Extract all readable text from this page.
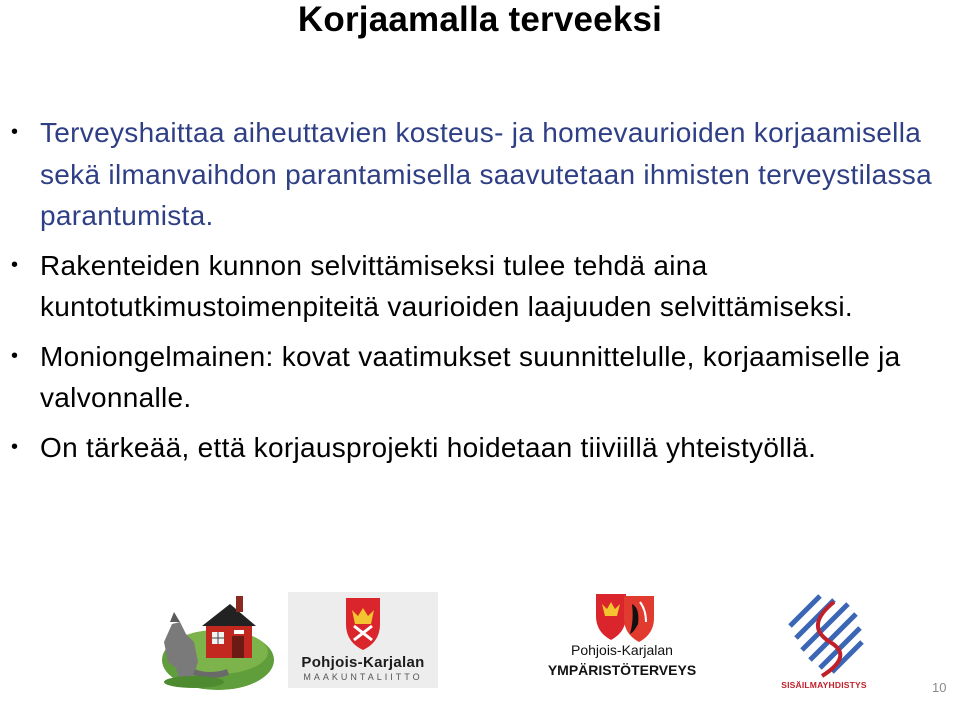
Korjaamalla terveeksi
• Terveyshaittaa aiheuttavien kosteus- ja homevaurioiden korjaamisella sekä ilmanvaihdon parantamisella saavutetaan ihmisten terveystilassa parantumista.
• Rakenteiden kunnon selvittämiseksi tulee tehdä aina kuntotutkimustoimenpiteitä vaurioiden laajuuden selvittämiseksi.
• Moniongelmainen: kovat vaatimukset suunnittelulle, korjaamiselle ja valvonnalle.
• On tärkeää, että korjausprojekti hoidetaan tiiviillä yhteistyöllä.
Pohjois-Karjalan
MAAKUNTALIITTO
Pohjois-Karjalan
YMPÄRISTÖTERVEYS
SISÄILMAYHDISTYS	10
══════════
» Written exercise
Reproduce the full listing above verbatim, with no pictures included.

» Answer to this problem
Extract all readable text from this page.
Korjaamalla terveeksi
• Terveyshaittaa aiheuttavien kosteus- ja homevaurioiden korjaamisella sekä ilmanvaihdon parantamisella saavutetaan ihmisten terveystilassa parantumista.
• Rakenteiden kunnon selvittämiseksi tulee tehdä aina kuntotutkimustoimenpiteitä vaurioiden laajuuden selvittämiseksi.
• Moniongelmainen: kovat vaatimukset suunnittelulle, korjaamiselle ja valvonnalle.
• On tärkeää, että korjausprojekti hoidetaan tiiviillä yhteistyöllä.
Pohjois-Karjalan
MAAKUNTALIITTO
Pohjois-Karjalan
YMPÄRISTÖTERVEYS
SISÄILMAYHDISTYS	10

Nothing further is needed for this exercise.